• **Consigne 1**: Relevez tous les prénoms d'enfants mentionnés dans le texte source ci-dessous.
• **Consigne 2**: Selon le texte source ci-dessous, pour quelle raison le père d'Oscar lui rase-t-il la tête à chacun de ses droits de visite ? Répondez en une à trois phrases.

• **Texte source**:

========

Et puis, on vous expliquera, comme on me l’a expliqué, que c’est plus compliqué que cela, que chaque situation doit être examinée avec délicatesse, car le retrait d’un enfant de son foyer est aussi un traumatisme, blabla bla…
Faire le bien de l’enfant demande sans aucun doute beaucoup de doigté et de nuances. Comment traiter le cas de ces gamins plongés dans des foyers dysfonctionnels mais pseudo-aimants ? Jana, 7 ans fait la tournée des bars avec son père presque tous les soirs, pendant que sa mère, prostituée, travaille de nuit. Quand elle tombe de sommeil, elle demande à rentrer mais son père la traite de mauviette et se désintéresse d’elle, jusqu’à ce qu’elle s’écroule sous une table. Oscar se fait raser la tête par son père à chacun de ses droits de visite, parce qu’il déteste les cheveux longs, défiant par ce biais la mère de l’enfant. Arthur, 12 ans, n’a pas de lit à lui et dort tantôt avec sa sœur, son frère ou sa mère, au gré des places libres.

========

Données de segmentation de page:
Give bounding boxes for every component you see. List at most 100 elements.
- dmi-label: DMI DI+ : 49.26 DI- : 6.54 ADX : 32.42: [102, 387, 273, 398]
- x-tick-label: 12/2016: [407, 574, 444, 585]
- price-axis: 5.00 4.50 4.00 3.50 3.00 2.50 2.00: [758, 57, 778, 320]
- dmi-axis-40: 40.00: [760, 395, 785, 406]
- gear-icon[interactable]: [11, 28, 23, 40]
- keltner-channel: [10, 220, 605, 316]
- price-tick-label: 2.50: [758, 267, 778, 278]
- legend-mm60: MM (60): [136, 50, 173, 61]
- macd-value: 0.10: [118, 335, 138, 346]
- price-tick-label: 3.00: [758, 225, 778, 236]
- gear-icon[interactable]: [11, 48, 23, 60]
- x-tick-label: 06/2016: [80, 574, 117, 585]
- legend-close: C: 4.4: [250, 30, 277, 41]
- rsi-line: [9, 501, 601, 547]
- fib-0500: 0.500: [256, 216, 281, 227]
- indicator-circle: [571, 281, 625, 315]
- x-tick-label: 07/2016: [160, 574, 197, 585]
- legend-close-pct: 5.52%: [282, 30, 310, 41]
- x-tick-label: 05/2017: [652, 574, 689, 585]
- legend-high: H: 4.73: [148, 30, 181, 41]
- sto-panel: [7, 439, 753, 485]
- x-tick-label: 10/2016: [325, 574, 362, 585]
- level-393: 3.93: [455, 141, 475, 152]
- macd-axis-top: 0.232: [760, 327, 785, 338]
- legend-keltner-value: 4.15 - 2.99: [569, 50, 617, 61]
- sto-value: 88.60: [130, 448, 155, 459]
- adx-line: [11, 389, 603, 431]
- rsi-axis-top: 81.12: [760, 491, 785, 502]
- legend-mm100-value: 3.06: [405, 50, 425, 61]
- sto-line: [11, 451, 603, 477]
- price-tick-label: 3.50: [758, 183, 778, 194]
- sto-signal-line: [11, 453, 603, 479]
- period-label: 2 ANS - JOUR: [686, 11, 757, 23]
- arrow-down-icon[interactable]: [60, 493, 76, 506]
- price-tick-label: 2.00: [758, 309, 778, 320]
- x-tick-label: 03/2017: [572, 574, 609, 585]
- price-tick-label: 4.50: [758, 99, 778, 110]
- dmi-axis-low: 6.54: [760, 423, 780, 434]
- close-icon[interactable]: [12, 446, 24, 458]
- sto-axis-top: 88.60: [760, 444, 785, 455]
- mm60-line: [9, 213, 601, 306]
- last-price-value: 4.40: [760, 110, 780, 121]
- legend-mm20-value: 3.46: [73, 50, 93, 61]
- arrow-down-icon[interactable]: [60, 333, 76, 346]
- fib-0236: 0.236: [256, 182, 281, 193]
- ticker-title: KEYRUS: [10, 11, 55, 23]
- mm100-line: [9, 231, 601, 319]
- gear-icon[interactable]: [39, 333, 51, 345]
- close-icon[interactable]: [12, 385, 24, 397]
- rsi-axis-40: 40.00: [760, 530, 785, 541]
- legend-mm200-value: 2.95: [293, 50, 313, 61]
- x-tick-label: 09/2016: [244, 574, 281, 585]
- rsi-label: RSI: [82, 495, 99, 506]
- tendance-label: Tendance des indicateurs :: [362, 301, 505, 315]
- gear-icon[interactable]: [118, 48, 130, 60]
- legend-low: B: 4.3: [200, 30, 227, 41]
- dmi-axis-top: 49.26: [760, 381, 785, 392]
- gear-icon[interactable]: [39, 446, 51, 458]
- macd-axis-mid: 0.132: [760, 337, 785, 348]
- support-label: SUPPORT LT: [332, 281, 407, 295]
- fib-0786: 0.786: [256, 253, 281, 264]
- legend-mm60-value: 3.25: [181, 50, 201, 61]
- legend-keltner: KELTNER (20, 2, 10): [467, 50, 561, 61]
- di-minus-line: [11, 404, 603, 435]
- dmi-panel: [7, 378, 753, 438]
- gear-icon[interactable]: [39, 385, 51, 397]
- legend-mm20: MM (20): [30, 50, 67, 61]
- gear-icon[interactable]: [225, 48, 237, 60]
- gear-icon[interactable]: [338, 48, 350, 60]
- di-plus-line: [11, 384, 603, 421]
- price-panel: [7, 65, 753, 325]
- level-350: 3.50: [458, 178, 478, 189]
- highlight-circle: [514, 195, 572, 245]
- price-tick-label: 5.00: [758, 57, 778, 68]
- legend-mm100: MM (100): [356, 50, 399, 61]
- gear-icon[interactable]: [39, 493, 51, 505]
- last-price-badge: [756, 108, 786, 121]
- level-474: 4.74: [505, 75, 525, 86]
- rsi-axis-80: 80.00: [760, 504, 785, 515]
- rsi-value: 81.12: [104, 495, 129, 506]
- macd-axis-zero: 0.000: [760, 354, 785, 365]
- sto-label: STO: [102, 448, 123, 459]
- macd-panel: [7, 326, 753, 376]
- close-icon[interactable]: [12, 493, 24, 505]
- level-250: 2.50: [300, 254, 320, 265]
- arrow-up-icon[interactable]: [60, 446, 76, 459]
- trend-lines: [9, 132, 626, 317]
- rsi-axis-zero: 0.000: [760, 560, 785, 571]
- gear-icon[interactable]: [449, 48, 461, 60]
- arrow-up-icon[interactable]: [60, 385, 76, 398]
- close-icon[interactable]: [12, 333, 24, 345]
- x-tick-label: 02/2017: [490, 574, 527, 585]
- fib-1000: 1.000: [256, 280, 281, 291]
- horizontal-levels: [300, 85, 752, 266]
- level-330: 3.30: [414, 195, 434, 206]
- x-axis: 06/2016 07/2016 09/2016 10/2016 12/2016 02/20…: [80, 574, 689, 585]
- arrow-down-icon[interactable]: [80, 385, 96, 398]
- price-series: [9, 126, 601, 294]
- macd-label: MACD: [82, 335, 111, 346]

========

• **Zone de réponse 1**: Jana, Oscar et Arthur.

• **Zone de réponse 2**: Le père d'Oscar lui rase la tête parce qu'il déteste les cheveux longs. Par ce geste, il défie aussi la mère de l'enfant.